[start of Data for this exercise]
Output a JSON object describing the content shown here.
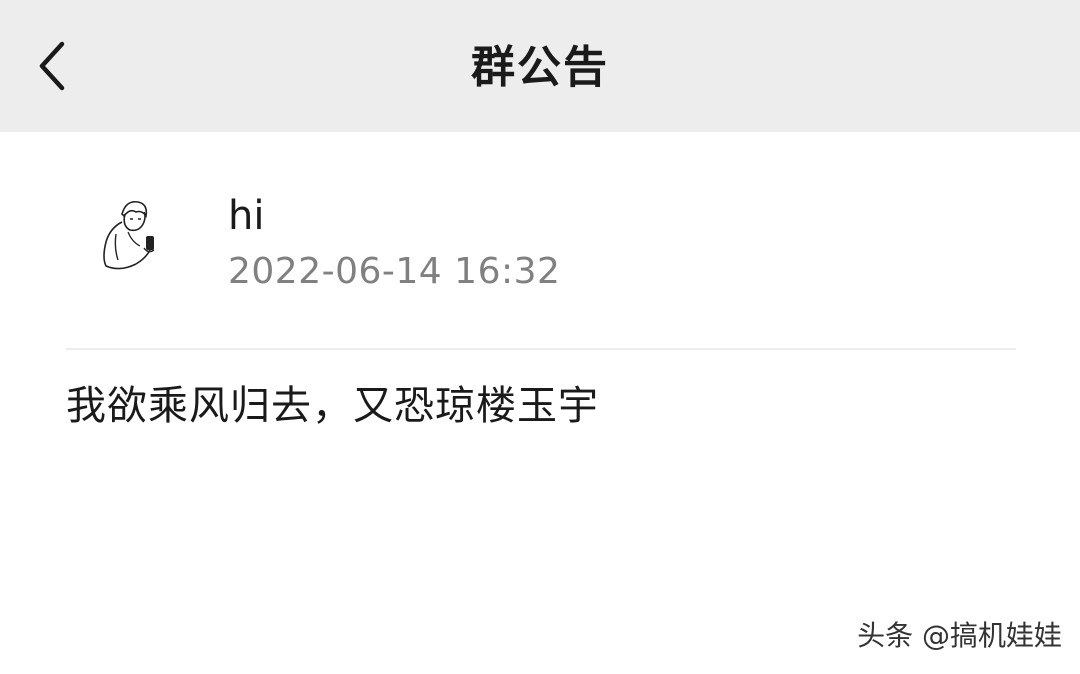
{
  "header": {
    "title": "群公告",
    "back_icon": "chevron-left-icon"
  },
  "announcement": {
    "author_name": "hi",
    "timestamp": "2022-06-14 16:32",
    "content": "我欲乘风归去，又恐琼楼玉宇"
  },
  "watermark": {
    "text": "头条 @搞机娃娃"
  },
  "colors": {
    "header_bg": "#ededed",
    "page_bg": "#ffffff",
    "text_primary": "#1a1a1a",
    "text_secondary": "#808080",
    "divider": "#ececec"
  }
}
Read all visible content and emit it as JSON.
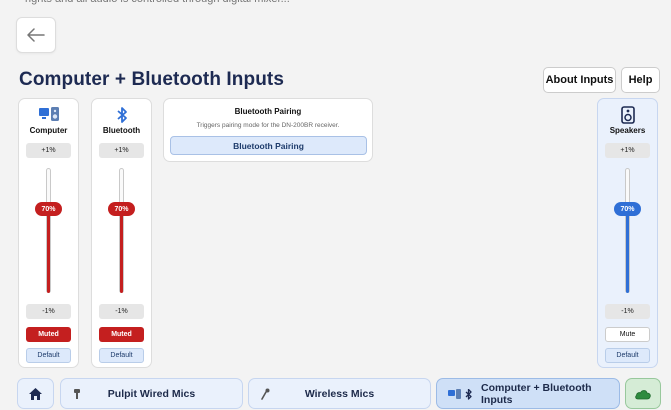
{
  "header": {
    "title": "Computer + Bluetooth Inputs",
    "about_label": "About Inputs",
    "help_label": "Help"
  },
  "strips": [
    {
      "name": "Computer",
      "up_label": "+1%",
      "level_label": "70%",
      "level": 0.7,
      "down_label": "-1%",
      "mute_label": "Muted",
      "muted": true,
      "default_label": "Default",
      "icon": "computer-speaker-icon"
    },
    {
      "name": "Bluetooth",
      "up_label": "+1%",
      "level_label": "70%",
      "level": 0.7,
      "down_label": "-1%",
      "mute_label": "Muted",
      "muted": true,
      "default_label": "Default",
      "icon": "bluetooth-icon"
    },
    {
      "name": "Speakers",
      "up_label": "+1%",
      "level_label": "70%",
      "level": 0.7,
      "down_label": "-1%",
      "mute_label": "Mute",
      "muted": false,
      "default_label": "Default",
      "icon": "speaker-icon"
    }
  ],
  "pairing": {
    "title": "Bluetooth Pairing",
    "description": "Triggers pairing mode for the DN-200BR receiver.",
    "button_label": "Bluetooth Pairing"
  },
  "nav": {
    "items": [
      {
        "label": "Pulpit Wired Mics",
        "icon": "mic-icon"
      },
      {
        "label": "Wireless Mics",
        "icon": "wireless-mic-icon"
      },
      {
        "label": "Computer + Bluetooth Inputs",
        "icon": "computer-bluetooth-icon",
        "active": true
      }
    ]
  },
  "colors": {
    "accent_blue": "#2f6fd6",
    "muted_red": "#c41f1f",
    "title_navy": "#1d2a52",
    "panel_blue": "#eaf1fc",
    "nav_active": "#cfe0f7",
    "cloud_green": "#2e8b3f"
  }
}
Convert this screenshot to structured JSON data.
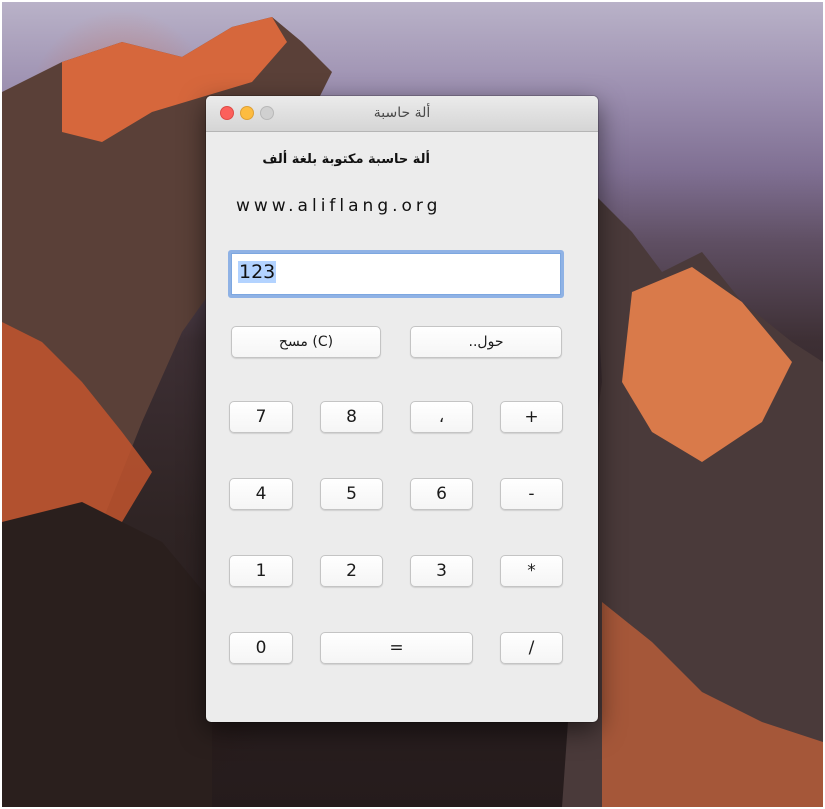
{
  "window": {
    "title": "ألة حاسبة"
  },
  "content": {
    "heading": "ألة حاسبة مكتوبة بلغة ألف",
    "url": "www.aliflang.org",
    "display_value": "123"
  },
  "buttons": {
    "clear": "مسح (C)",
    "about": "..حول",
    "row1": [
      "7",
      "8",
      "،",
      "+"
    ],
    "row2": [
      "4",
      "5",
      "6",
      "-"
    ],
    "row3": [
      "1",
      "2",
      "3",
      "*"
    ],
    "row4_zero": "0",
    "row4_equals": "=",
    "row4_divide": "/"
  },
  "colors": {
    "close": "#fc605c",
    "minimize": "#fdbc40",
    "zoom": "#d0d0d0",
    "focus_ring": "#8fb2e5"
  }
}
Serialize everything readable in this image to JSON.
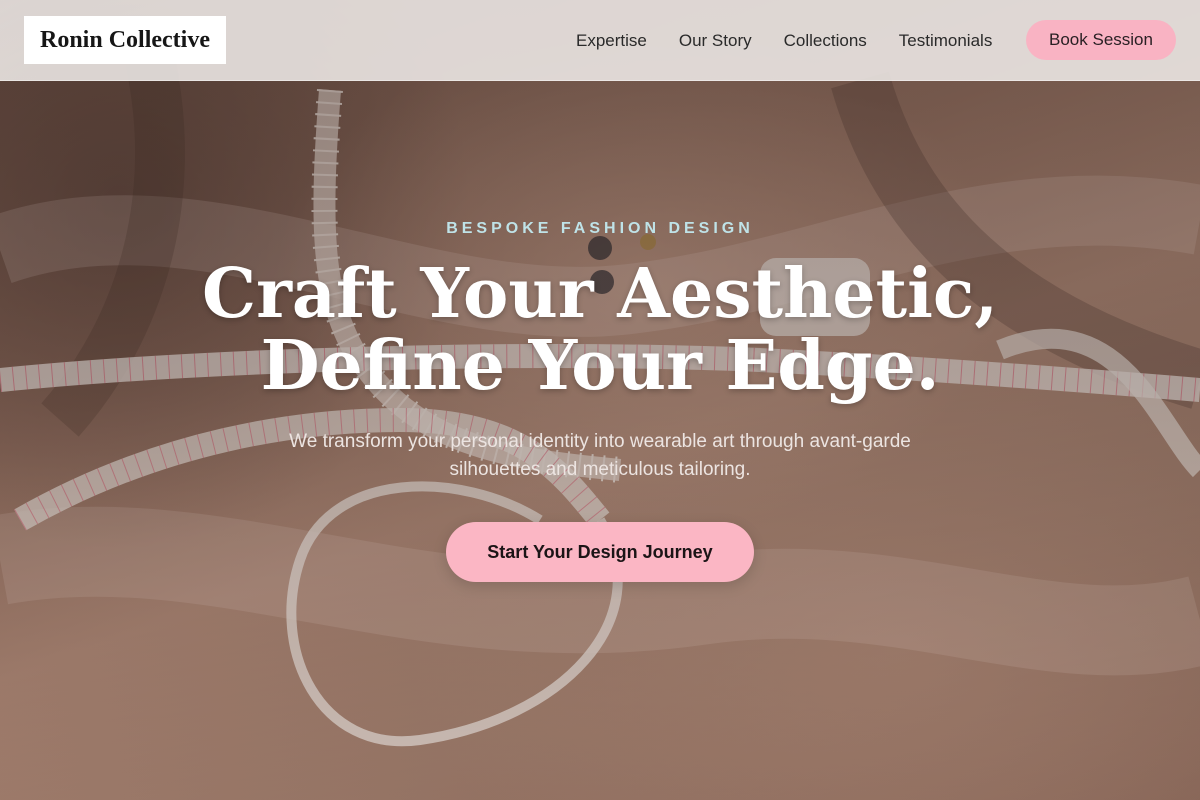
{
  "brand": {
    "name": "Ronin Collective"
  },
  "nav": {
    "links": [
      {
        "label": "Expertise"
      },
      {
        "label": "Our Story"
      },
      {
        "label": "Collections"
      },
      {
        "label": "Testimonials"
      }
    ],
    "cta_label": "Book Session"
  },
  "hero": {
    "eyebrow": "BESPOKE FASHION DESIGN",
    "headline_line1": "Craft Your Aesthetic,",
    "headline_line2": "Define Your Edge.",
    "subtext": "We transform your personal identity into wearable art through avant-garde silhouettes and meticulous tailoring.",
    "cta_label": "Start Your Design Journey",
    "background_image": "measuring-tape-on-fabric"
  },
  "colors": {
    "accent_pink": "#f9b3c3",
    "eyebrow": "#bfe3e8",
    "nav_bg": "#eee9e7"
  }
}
[end of Data for this exercise]
[start of Data for this exercise]
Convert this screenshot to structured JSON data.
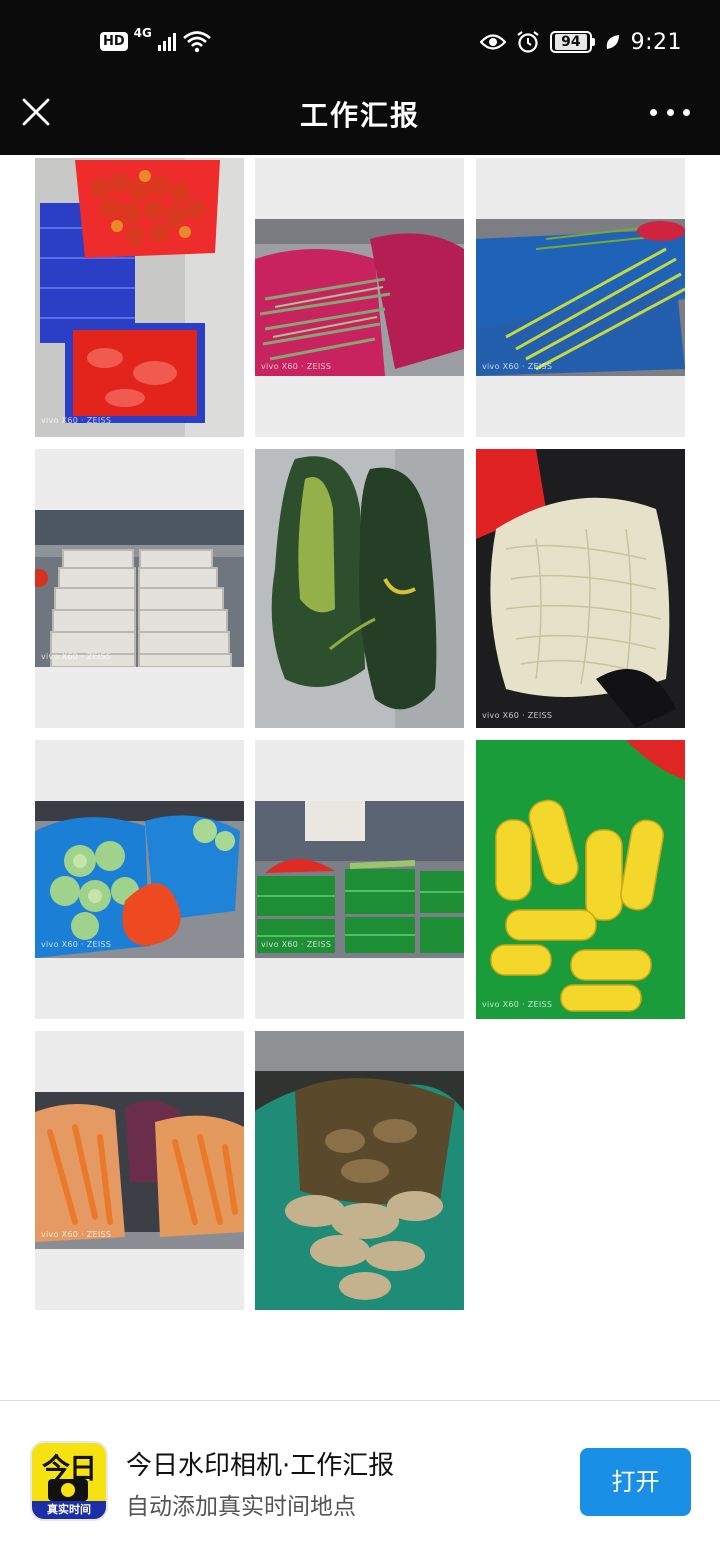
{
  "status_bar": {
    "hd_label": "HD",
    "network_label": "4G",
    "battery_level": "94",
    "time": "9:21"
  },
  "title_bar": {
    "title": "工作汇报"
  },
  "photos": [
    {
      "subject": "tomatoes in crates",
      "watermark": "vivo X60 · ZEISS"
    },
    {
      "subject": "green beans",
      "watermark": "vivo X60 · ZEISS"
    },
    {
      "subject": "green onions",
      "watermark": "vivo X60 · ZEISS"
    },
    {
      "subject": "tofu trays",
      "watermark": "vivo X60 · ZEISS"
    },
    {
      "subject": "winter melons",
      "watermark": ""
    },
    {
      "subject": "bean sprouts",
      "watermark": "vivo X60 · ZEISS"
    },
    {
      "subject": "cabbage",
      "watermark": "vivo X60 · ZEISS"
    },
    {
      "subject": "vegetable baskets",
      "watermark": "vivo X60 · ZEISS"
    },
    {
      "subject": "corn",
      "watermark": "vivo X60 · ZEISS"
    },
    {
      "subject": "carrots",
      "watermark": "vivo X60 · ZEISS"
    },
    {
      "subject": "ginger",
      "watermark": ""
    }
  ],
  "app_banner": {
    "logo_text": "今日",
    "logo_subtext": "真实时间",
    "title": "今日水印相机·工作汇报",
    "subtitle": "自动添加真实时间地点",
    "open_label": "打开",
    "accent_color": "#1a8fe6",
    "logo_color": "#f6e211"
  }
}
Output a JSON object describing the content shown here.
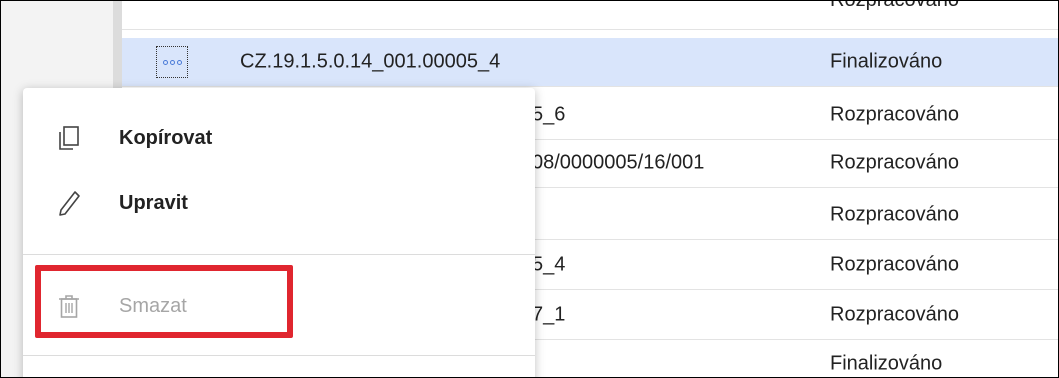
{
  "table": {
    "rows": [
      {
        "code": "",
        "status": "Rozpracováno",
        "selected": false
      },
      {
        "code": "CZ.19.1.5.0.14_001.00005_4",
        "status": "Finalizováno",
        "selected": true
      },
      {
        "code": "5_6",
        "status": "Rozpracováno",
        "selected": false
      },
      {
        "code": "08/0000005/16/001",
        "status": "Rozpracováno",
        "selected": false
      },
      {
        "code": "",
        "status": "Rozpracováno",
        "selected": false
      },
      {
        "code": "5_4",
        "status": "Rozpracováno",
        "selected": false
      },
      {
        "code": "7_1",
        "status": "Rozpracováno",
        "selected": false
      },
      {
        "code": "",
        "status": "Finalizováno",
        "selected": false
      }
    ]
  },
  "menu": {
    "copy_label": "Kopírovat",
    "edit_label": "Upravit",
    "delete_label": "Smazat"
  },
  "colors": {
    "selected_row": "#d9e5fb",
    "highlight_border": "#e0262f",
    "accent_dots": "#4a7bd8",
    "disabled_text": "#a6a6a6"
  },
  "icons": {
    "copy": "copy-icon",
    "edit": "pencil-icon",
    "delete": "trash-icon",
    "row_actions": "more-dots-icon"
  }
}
[end of Data for this exercise]
[start of Data for this exercise]
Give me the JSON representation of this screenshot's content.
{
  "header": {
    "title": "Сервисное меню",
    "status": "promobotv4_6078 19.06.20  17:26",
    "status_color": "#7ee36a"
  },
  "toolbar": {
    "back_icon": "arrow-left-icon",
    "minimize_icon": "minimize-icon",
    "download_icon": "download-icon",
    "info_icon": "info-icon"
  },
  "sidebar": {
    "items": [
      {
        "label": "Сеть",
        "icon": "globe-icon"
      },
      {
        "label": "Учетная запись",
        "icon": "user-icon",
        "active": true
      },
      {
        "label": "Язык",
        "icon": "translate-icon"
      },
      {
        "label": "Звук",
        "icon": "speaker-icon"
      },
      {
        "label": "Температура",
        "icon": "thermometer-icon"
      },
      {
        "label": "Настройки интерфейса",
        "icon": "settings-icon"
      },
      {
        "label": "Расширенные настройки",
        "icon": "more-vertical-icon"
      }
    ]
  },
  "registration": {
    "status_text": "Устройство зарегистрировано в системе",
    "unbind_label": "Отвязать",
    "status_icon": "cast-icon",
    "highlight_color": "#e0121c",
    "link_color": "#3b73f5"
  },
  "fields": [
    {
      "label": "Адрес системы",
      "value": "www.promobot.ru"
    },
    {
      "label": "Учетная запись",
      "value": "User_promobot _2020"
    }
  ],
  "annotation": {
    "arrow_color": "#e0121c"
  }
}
[end of Data for this exercise]
» Exercise aim
Find all lines with "Mics" in them and copy each one.

» Response
        "label": "Pulpit Wired Mics",
        "label": "Wireless Mics",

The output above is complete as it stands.